SET TASK
Return the part of the records that opens with their first line and closes with the line containing "The cover fitting". Copy it word for word, with both ends included.

DATA RECORDS
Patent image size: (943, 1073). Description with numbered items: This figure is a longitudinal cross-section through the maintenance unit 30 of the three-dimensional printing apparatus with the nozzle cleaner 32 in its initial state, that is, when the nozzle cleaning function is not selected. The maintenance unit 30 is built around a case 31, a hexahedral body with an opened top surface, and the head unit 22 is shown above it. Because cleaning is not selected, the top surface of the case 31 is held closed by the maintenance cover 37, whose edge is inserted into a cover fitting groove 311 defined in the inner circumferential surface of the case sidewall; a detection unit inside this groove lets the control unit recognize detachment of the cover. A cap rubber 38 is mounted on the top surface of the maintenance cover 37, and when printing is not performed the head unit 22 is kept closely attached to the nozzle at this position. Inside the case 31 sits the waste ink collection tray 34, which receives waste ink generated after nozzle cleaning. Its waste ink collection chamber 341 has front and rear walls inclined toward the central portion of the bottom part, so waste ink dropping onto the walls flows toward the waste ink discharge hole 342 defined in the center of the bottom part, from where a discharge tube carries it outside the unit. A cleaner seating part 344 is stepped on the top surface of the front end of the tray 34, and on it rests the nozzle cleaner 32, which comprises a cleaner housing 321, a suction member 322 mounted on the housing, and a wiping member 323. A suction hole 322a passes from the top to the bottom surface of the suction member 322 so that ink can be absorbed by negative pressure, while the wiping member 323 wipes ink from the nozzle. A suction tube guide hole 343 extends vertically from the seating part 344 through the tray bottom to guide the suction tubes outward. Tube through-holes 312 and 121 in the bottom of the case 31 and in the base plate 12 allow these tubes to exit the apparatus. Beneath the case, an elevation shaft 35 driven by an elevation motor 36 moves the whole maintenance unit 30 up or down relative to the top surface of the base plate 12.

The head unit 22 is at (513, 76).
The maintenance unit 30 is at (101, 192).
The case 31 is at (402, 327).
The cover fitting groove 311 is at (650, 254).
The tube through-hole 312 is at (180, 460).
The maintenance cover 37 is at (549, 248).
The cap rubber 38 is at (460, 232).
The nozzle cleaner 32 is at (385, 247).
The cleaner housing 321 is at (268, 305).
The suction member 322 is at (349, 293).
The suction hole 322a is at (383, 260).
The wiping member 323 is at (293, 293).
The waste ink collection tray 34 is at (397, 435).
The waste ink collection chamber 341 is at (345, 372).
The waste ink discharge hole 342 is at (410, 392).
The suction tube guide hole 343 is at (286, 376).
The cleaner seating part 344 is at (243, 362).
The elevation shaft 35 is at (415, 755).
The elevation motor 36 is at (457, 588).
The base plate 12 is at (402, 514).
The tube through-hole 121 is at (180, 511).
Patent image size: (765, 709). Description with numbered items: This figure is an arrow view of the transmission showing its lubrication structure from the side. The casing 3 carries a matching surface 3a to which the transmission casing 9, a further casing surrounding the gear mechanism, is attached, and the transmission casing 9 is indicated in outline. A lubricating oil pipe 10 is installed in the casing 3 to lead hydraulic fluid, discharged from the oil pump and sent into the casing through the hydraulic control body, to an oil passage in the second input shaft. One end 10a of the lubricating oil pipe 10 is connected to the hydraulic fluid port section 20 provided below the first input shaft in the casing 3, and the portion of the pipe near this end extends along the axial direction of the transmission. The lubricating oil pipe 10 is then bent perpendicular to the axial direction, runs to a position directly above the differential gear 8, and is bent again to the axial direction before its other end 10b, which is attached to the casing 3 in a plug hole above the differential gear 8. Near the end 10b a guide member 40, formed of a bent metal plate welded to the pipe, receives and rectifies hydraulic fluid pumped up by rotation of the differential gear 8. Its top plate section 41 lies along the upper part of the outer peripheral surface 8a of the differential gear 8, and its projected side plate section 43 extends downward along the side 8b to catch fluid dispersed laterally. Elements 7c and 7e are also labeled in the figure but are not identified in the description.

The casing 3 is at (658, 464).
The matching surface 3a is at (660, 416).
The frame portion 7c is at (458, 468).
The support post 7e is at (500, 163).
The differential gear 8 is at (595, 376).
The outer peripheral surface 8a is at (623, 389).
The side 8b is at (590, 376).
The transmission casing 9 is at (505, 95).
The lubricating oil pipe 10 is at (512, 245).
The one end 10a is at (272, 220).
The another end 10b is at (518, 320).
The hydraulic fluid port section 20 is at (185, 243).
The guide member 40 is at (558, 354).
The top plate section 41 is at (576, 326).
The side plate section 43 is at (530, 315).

OUTPUT FOR THIS EXERCISE
Patent image size: (943, 1073). Description with numbered items: This figure is a longitudinal cross-section through the maintenance unit 30 of the three-dimensional printing apparatus with the nozzle cleaner 32 in its initial state, that is, when the nozzle cleaning function is not selected. The maintenance unit 30 is built around a case 31, a hexahedral body with an opened top surface, and the head unit 22 is shown above it. Because cleaning is not selected, the top surface of the case 31 is held closed by the maintenance cover 37, whose edge is inserted into a cover fitting groove 311 defined in the inner circumferential surface of the case sidewall; a detection unit inside this groove lets the control unit recognize detachment of the cover. A cap rubber 38 is mounted on the top surface of the maintenance cover 37, and when printing is not performed the head unit 22 is kept closely attached to the nozzle at this position. Inside the case 31 sits the waste ink collection tray 34, which receives waste ink generated after nozzle cleaning. Its waste ink collection chamber 341 has front and rear walls inclined toward the central portion of the bottom part, so waste ink dropping onto the walls flows toward the waste ink discharge hole 342 defined in the center of the bottom part, from where a discharge tube carries it outside the unit. A cleaner seating part 344 is stepped on the top surface of the front end of the tray 34, and on it rests the nozzle cleaner 32, which comprises a cleaner housing 321, a suction member 322 mounted on the housing, and a wiping member 323. A suction hole 322a passes from the top to the bottom surface of the suction member 322 so that ink can be absorbed by negative pressure, while the wiping member 323 wipes ink from the nozzle. A suction tube guide hole 343 extends vertically from the seating part 344 through the tray bottom to guide the suction tubes outward. Tube through-holes 312 and 121 in the bottom of the case 31 and in the base plate 12 allow these tubes to exit the apparatus. Beneath the case, an elevation shaft 35 driven by an elevation motor 36 moves the whole maintenance unit 30 up or down relative to the top surface of the base plate 12.

The head unit 22 is at (513, 76).
The maintenance unit 30 is at (101, 192).
The case 31 is at (402, 327).
The cover fitting groove 311 is at (650, 254).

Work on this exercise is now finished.